**Exercise aim**
Copy out the lines from the listing below, unchanged, beginning with the line that contains "data_files-cell: 1 [416, 499, 425, 514]" and continuing through the line that contains "configure-alarms-icon[interactable] [1661, 372, 1678, 393]".

Annotated element listings
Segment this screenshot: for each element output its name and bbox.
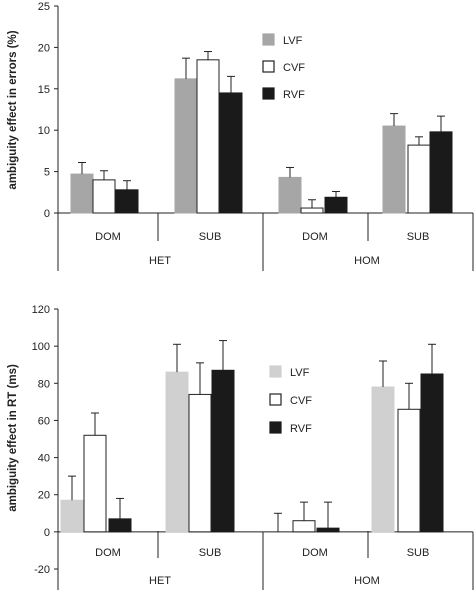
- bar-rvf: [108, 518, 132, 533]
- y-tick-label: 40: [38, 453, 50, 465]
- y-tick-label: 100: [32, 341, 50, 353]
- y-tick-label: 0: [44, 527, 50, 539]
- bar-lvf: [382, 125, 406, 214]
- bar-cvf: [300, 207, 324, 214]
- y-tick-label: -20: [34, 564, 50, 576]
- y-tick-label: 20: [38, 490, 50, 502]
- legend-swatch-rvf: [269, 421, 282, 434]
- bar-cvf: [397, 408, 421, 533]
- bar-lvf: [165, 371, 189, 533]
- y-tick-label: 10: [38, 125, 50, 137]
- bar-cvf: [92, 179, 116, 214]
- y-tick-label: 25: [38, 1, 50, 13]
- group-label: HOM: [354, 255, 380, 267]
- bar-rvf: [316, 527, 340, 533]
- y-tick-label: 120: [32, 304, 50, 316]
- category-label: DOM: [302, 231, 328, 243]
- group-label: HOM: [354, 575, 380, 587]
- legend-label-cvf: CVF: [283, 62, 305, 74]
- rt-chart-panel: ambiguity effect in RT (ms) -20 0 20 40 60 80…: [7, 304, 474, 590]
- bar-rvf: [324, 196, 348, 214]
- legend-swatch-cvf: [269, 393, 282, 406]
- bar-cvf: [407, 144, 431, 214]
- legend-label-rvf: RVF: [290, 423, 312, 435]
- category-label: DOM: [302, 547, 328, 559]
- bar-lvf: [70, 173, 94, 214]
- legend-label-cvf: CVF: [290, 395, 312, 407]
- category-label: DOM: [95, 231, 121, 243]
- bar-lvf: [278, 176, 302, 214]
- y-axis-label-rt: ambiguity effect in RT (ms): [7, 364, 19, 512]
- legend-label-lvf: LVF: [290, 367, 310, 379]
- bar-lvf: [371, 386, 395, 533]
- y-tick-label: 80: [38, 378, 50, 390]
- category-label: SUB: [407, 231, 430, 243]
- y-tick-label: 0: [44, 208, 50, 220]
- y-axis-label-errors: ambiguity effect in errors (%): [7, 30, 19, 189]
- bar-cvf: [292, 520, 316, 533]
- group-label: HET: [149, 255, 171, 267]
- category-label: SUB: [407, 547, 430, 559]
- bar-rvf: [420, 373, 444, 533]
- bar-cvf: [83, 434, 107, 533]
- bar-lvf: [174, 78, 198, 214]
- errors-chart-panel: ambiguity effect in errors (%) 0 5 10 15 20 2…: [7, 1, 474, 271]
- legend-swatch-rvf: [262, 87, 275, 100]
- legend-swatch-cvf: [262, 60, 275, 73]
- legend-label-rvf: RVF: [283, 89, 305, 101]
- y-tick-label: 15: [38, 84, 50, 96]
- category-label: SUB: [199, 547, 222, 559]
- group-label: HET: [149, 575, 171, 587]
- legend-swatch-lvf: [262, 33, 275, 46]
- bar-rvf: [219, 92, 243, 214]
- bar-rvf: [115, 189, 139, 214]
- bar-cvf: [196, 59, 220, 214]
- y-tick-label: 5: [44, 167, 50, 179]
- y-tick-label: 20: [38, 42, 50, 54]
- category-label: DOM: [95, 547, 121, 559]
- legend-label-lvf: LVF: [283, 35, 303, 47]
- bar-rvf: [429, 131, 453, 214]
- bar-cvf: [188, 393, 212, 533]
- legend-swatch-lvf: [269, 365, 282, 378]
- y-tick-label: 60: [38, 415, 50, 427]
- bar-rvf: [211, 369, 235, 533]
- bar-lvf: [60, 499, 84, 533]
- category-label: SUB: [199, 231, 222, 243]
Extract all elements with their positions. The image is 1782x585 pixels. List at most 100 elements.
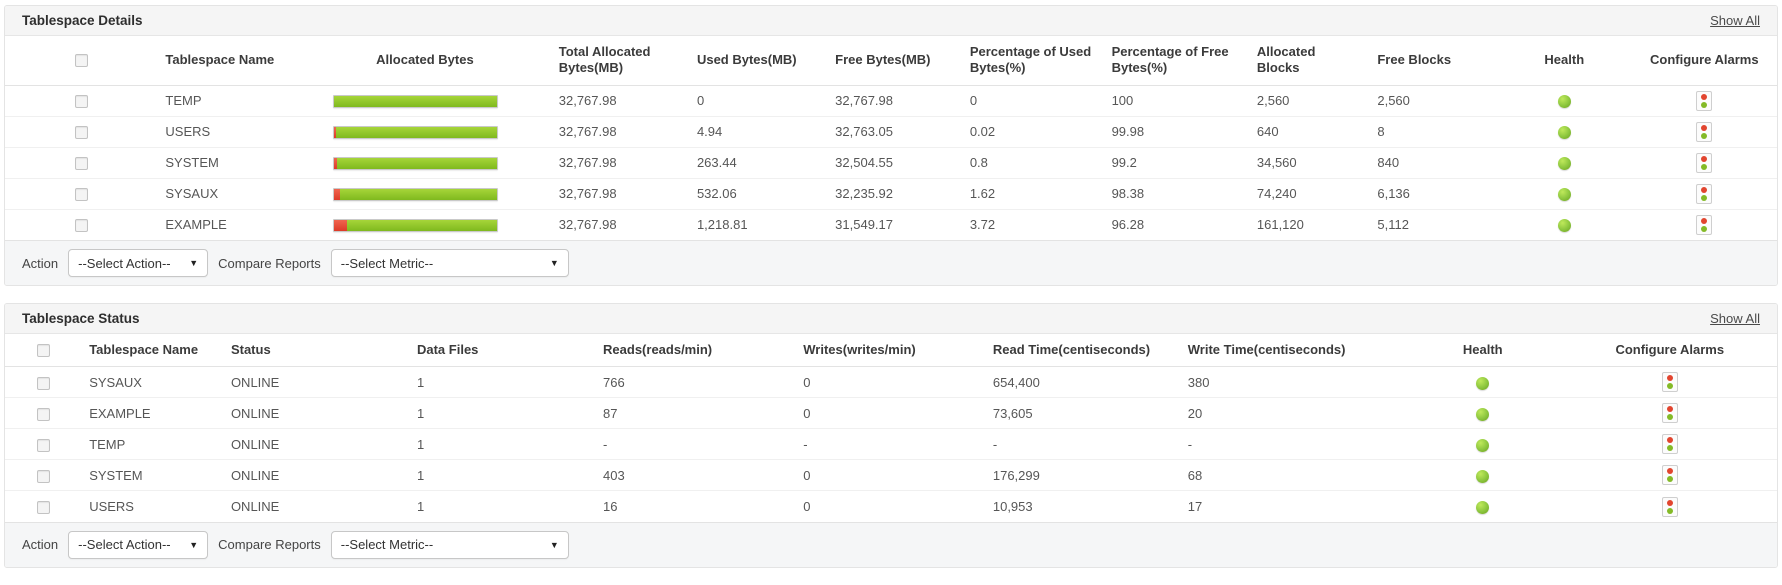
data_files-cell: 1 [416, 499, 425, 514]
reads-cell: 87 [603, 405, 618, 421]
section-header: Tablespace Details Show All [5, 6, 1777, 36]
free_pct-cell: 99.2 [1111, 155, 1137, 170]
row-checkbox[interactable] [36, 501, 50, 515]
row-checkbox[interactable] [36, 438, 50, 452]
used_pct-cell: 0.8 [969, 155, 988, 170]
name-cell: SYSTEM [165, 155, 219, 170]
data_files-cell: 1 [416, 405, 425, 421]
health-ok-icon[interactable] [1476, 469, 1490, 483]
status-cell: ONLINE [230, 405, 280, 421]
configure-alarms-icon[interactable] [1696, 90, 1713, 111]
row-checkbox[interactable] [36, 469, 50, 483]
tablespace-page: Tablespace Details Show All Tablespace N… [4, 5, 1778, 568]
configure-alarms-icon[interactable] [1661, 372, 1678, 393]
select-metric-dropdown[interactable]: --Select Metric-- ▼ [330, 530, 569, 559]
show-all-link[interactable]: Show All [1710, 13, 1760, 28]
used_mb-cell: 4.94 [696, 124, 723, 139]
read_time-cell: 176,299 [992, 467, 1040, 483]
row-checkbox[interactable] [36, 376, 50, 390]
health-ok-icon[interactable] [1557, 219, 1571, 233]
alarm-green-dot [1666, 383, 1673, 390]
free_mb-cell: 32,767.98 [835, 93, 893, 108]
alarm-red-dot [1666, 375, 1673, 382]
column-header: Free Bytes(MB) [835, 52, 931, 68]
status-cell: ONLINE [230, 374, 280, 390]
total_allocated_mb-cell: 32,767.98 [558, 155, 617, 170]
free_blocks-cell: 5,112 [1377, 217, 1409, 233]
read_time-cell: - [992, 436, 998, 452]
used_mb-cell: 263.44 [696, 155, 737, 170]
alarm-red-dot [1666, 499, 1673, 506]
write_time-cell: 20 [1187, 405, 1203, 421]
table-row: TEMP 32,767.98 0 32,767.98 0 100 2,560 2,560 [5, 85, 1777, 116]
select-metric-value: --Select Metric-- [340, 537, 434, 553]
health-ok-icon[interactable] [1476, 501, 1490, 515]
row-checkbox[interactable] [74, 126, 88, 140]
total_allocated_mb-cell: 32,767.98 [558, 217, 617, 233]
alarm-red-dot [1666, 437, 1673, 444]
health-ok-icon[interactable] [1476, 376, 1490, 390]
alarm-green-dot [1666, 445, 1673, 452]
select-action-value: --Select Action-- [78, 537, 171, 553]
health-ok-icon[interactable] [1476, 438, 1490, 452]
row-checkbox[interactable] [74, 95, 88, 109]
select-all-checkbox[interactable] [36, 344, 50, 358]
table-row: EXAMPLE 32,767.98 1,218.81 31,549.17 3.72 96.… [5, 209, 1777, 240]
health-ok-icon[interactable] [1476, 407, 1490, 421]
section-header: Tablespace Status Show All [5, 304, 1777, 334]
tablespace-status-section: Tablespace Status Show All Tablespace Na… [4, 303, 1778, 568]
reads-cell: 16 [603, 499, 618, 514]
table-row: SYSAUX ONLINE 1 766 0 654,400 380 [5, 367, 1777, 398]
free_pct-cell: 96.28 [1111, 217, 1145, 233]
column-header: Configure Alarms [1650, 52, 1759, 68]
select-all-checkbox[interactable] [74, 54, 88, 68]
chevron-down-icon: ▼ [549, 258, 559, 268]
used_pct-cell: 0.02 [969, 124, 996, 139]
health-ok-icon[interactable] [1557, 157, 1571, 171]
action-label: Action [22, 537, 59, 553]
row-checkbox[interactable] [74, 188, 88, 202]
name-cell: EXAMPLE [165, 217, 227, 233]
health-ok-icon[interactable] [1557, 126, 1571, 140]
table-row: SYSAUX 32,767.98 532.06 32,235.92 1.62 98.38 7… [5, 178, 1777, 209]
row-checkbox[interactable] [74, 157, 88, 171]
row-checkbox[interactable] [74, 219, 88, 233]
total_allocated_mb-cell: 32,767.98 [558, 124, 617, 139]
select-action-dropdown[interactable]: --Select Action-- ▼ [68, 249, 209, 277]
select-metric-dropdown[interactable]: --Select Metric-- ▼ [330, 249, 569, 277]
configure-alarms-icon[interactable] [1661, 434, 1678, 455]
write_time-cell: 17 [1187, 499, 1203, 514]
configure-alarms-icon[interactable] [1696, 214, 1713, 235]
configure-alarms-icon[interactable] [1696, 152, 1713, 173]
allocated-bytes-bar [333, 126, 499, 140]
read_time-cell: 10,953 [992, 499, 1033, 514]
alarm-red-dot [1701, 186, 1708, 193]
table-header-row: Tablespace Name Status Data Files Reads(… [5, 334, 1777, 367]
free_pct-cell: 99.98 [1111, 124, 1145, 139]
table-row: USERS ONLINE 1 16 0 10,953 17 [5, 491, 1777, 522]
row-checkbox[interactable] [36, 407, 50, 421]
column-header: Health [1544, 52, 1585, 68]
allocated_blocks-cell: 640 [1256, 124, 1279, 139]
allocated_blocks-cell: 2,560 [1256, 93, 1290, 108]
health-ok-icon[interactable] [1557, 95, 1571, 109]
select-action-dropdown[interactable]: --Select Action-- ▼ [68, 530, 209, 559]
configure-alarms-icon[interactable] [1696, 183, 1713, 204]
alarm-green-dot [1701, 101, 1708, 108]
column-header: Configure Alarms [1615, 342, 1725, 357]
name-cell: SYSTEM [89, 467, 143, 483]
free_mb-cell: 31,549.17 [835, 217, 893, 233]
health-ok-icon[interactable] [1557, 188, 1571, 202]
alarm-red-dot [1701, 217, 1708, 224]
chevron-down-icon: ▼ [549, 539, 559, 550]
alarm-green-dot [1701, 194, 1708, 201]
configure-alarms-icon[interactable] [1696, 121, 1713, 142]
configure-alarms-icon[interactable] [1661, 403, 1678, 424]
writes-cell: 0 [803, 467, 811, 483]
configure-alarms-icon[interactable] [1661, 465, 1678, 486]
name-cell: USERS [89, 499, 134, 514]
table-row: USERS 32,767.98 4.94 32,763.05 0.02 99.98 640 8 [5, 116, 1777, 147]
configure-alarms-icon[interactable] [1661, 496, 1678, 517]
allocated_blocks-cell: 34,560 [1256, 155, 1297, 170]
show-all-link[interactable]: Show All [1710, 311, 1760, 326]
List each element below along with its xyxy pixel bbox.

**Reply to the exercise**
data_files-cell: 1 [416, 499, 425, 514]
reads-cell: 87 [603, 405, 618, 421]
section-header: Tablespace Details Show All [5, 6, 1777, 36]
free_pct-cell: 99.2 [1111, 155, 1137, 170]
row-checkbox[interactable] [36, 501, 50, 515]
row-checkbox[interactable] [36, 438, 50, 452]
used_pct-cell: 0.8 [969, 155, 988, 170]
name-cell: SYSTEM [165, 155, 219, 170]
data_files-cell: 1 [416, 405, 425, 421]
health-ok-icon[interactable] [1476, 469, 1490, 483]
status-cell: ONLINE [230, 405, 280, 421]
configure-alarms-icon[interactable] [1696, 90, 1713, 111]
row-checkbox[interactable] [36, 469, 50, 483]
tablespace-page: Tablespace Details Show All Tablespace N… [4, 5, 1778, 568]
configure-alarms-icon[interactable] [1661, 372, 1678, 393]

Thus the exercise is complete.